● EXERCISE DESCRIPTION:
Transcribe the records that follow, preserving every word.

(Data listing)
BEGIN

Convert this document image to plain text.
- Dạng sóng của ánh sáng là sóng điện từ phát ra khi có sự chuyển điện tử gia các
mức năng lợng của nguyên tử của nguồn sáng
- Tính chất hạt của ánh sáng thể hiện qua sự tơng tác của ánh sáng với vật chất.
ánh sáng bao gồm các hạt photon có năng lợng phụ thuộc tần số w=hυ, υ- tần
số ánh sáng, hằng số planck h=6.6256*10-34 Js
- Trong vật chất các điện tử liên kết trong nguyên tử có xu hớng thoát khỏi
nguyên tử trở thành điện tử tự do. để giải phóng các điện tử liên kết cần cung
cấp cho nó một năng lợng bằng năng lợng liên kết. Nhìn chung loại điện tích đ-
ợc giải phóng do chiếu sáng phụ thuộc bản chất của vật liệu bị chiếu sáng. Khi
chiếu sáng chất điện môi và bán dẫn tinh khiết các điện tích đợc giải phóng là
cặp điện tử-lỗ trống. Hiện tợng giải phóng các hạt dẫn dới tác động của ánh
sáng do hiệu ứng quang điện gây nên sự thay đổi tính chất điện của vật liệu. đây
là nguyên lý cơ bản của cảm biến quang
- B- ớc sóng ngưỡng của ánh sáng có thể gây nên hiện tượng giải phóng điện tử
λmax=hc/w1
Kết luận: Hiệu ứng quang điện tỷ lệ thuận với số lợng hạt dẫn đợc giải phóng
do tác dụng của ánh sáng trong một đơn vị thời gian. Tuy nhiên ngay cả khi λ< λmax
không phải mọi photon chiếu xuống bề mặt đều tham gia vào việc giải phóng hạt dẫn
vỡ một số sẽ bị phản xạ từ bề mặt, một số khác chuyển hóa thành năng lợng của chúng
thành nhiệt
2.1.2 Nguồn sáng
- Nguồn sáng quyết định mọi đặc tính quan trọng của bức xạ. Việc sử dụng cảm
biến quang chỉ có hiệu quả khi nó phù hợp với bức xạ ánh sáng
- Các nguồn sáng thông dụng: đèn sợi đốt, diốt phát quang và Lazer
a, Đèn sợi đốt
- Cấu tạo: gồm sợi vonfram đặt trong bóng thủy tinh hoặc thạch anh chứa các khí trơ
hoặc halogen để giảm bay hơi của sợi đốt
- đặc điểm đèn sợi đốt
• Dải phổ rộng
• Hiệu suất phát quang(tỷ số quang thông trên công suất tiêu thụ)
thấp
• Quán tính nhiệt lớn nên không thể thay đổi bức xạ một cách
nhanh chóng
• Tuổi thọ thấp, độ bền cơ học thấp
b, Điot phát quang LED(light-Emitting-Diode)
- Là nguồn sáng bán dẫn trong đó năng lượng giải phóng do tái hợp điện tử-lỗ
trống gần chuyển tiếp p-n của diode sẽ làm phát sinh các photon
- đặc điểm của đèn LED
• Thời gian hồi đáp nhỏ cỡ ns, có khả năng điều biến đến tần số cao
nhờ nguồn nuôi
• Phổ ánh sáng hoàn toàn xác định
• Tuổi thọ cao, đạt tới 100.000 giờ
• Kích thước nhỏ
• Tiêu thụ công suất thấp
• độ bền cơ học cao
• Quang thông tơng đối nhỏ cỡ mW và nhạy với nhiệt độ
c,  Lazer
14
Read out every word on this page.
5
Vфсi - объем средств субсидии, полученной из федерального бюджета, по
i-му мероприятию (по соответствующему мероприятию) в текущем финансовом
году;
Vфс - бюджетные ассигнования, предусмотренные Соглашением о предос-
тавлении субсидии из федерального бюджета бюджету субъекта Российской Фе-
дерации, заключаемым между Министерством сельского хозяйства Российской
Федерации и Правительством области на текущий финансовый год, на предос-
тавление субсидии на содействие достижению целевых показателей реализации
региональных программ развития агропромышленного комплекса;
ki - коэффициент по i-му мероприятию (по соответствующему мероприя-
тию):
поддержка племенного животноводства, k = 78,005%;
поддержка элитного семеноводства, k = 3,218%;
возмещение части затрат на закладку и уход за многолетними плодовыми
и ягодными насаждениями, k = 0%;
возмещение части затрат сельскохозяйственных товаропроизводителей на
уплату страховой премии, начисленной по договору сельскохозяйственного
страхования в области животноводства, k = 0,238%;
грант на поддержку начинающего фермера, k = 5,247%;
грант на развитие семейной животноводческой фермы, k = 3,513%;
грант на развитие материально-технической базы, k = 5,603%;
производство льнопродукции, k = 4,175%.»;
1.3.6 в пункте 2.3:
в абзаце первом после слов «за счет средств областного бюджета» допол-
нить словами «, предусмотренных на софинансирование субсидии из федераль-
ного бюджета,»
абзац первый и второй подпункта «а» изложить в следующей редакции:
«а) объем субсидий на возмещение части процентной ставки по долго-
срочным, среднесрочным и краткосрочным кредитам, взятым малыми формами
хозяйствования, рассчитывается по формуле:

END

● CORRECT ANSWER:
Convert this document image to plain text.
- Dạng sóng của ánh sáng là sóng điện từ phát ra khi có sự chuyển điện tử gia các
mức năng lợng của nguyên tử của nguồn sáng
- Tính chất hạt của ánh sáng thể hiện qua sự tơng tác của ánh sáng với vật chất.
ánh sáng bao gồm các hạt photon có năng lợng phụ thuộc tần số w=hυ, υ- tần
số ánh sáng, hằng số planck h=6.6256*10-34 Js
- Trong vật chất các điện tử liên kết trong nguyên tử có xu hớng thoát khỏi
nguyên tử trở thành điện tử tự do. để giải phóng các điện tử liên kết cần cung
cấp cho nó một năng lợng bằng năng lợng liên kết. Nhìn chung loại điện tích đ-
ợc giải phóng do chiếu sáng phụ thuộc bản chất của vật liệu bị chiếu sáng. Khi
chiếu sáng chất điện môi và bán dẫn tinh khiết các điện tích đợc giải phóng là
cặp điện tử-lỗ trống. Hiện tợng giải phóng các hạt dẫn dới tác động của ánh
sáng do hiệu ứng quang điện gây nên sự thay đổi tính chất điện của vật liệu. đây
là nguyên lý cơ bản của cảm biến quang
- B- ớc sóng ngưỡng của ánh sáng có thể gây nên hiện tượng giải phóng điện tử
λmax=hc/w1
Kết luận: Hiệu ứng quang điện tỷ lệ thuận với số lợng hạt dẫn đợc giải phóng
do tác dụng của ánh sáng trong một đơn vị thời gian. Tuy nhiên ngay cả khi λ< λmax
không phải mọi photon chiếu xuống bề mặt đều tham gia vào việc giải phóng hạt dẫn
vỡ một số sẽ bị phản xạ từ bề mặt, một số khác chuyển hóa thành năng lợng của chúng
thành nhiệt
2.1.2 Nguồn sáng
- Nguồn sáng quyết định mọi đặc tính quan trọng của bức xạ. Việc sử dụng cảm
biến quang chỉ có hiệu quả khi nó phù hợp với bức xạ ánh sáng
- Các nguồn sáng thông dụng: đèn sợi đốt, diốt phát quang và Lazer
a, Đèn sợi đốt
- Cấu tạo: gồm sợi vonfram đặt trong bóng thủy tinh hoặc thạch anh chứa các khí trơ
hoặc halogen để giảm bay hơi của sợi đốt
- đặc điểm đèn sợi đốt
• Dải phổ rộng
• Hiệu suất phát quang(tỷ số quang thông trên công suất tiêu thụ)
thấp
• Quán tính nhiệt lớn nên không thể thay đổi bức xạ một cách
nhanh chóng
• Tuổi thọ thấp, độ bền cơ học thấp
b, Điot phát quang LED(light-Emitting-Diode)
- Là nguồn sáng bán dẫn trong đó năng lượng giải phóng do tái hợp điện tử-lỗ
trống gần chuyển tiếp p-n của diode sẽ làm phát sinh các photon
- đặc điểm của đèn LED
• Thời gian hồi đáp nhỏ cỡ ns, có khả năng điều biến đến tần số cao
nhờ nguồn nuôi
• Phổ ánh sáng hoàn toàn xác định
• Tuổi thọ cao, đạt tới 100.000 giờ
• Kích thước nhỏ
• Tiêu thụ công suất thấp
• độ bền cơ học cao
• Quang thông tơng đối nhỏ cỡ mW và nhạy với nhiệt độ
c,  Lazer
14
Read out every word on this page.
5
Vфсi - объем средств субсидии, полученной из федерального бюджета, по
i-му мероприятию (по соответствующему мероприятию) в текущем финансовом
году;
Vфс - бюджетные ассигнования, предусмотренные Соглашением о предос-
тавлении субсидии из федерального бюджета бюджету субъекта Российской Фе-
дерации, заключаемым между Министерством сельского хозяйства Российской
Федерации и Правительством области на текущий финансовый год, на предос-
тавление субсидии на содействие достижению целевых показателей реализации
региональных программ развития агропромышленного комплекса;
ki - коэффициент по i-му мероприятию (по соответствующему мероприя-
тию):
поддержка племенного животноводства, k = 78,005%;
поддержка элитного семеноводства, k = 3,218%;
возмещение части затрат на закладку и уход за многолетними плодовыми
и ягодными насаждениями, k = 0%;
возмещение части затрат сельскохозяйственных товаропроизводителей на
уплату страховой премии, начисленной по договору сельскохозяйственного
страхования в области животноводства, k = 0,238%;
грант на поддержку начинающего фермера, k = 5,247%;
грант на развитие семейной животноводческой фермы, k = 3,513%;
грант на развитие материально-технической базы, k = 5,603%;
производство льнопродукции, k = 4,175%.»;
1.3.6 в пункте 2.3:
в абзаце первом после слов «за счет средств областного бюджета» допол-
нить словами «, предусмотренных на софинансирование субсидии из федераль-
ного бюджета,»
абзац первый и второй подпункта «а» изложить в следующей редакции:
«а) объем субсидий на возмещение части процентной ставки по долго-
срочным, среднесрочным и краткосрочным кредитам, взятым малыми формами
хозяйствования, рассчитывается по формуле:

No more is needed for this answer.